Check every line of the data below for the string "this", and copy the ones that hold it.

**Exercise input:**

====

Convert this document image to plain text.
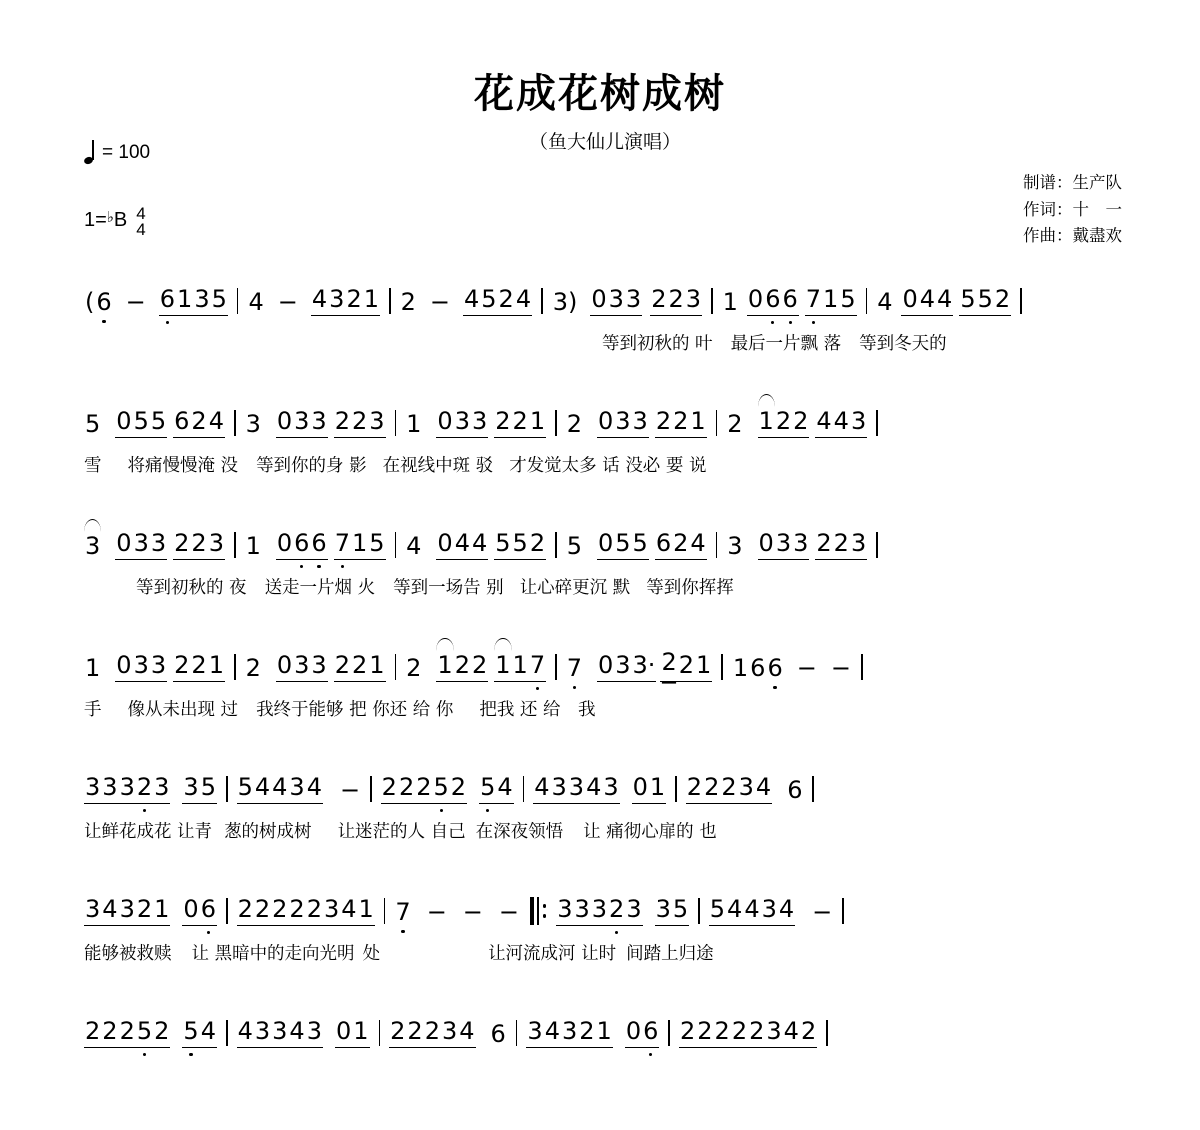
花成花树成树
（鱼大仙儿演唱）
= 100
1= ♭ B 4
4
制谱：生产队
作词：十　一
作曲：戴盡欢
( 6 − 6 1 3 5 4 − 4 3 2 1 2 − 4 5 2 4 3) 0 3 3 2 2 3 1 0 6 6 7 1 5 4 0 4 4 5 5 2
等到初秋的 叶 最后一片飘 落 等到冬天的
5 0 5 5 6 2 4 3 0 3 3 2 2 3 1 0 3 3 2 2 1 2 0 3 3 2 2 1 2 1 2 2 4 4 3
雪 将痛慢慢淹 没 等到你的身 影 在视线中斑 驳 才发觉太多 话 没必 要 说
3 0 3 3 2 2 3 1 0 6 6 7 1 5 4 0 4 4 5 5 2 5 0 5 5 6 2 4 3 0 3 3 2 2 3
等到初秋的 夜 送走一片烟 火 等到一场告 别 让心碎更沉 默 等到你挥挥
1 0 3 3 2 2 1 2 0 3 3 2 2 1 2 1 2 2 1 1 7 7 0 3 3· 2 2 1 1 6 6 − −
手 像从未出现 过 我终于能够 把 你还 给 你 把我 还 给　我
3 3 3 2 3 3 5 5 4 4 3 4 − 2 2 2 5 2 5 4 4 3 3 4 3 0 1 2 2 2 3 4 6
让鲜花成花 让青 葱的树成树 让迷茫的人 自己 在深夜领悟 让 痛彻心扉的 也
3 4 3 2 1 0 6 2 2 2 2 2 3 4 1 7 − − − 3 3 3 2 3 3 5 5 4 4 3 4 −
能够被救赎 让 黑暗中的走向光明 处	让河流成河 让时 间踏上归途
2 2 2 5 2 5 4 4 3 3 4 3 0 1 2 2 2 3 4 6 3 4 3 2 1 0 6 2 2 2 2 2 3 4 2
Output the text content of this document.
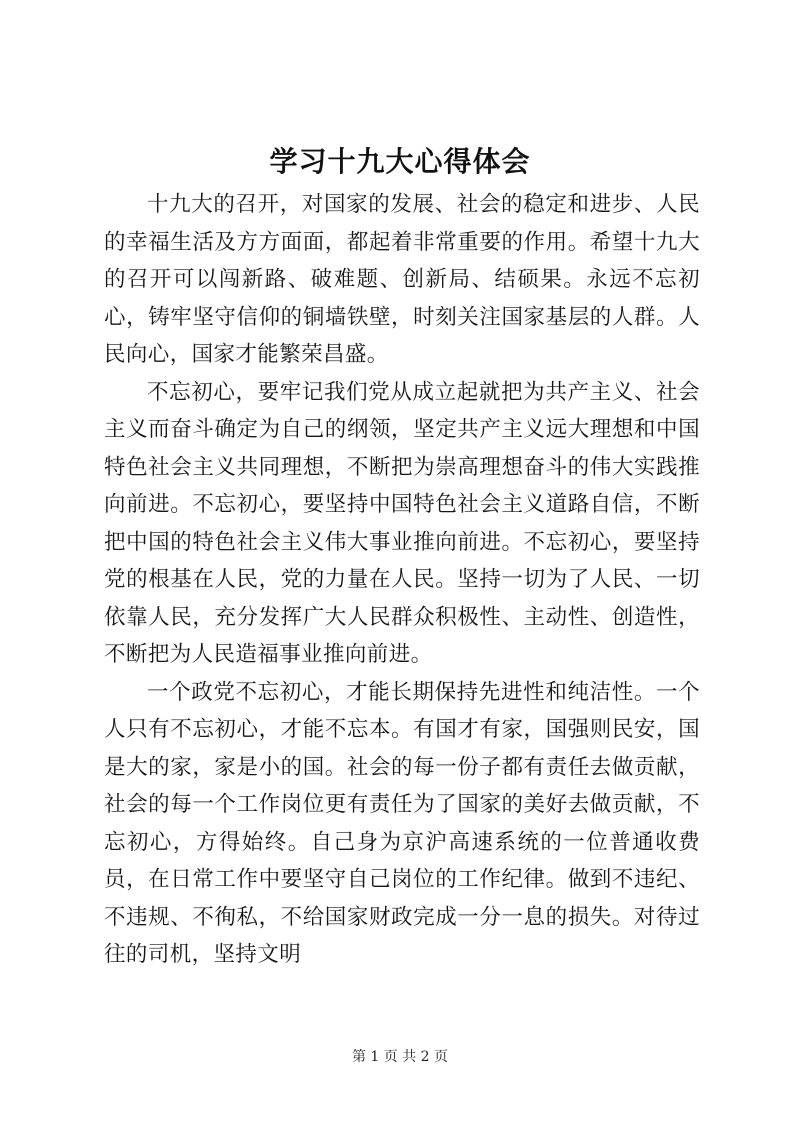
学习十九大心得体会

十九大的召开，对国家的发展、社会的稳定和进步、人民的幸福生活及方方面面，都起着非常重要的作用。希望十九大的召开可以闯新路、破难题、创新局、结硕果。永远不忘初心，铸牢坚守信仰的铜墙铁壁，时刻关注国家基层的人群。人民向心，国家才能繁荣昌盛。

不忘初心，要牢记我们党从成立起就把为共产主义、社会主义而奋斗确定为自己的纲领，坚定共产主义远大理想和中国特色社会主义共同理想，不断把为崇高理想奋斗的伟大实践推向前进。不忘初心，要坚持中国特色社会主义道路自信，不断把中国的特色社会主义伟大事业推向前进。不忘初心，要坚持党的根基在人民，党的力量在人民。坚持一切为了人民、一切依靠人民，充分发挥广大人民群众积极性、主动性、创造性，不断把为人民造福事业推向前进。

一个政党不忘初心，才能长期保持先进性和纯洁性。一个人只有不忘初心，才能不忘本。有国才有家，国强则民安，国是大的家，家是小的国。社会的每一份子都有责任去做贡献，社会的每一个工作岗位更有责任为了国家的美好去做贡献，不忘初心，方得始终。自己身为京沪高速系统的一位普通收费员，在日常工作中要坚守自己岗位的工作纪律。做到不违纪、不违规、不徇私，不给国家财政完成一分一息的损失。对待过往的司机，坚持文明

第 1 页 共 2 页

====

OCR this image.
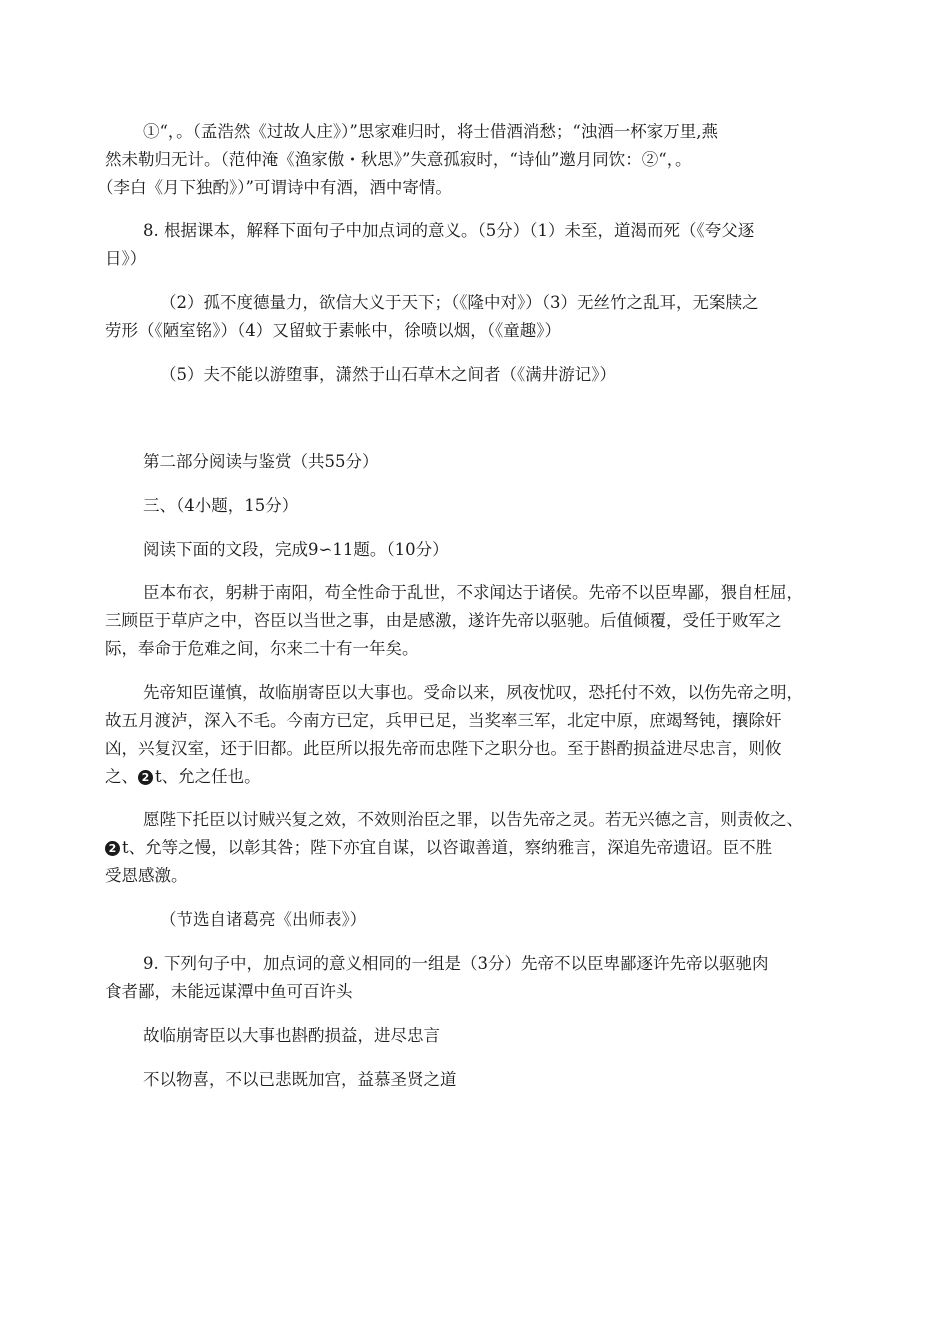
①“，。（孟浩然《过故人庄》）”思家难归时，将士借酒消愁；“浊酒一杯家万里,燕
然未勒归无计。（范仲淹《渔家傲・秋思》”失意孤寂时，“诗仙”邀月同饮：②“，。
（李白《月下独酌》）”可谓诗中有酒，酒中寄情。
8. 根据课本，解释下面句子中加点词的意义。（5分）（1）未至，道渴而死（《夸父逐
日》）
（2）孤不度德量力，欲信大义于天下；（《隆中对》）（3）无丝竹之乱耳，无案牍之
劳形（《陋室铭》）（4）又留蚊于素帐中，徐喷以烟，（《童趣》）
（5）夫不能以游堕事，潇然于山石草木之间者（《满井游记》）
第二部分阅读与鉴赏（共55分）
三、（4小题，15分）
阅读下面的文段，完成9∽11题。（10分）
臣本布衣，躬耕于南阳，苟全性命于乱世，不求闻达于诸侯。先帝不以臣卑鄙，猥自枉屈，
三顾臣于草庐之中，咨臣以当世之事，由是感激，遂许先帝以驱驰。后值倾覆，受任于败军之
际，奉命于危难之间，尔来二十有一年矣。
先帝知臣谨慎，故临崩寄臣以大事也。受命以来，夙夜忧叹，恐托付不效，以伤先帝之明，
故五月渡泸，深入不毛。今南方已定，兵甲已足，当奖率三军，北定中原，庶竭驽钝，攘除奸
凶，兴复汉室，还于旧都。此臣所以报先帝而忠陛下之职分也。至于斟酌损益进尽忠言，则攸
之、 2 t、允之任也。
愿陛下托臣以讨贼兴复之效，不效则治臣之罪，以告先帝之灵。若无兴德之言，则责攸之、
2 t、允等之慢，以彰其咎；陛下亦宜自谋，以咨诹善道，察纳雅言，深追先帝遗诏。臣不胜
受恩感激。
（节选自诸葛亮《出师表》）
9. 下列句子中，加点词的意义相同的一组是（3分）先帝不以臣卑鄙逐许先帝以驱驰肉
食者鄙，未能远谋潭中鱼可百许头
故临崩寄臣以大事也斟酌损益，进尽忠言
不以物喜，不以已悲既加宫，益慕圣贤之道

====

**Finished exercise:**
Convert this document image to plain text.
Output the text content of this document.
OCR this image.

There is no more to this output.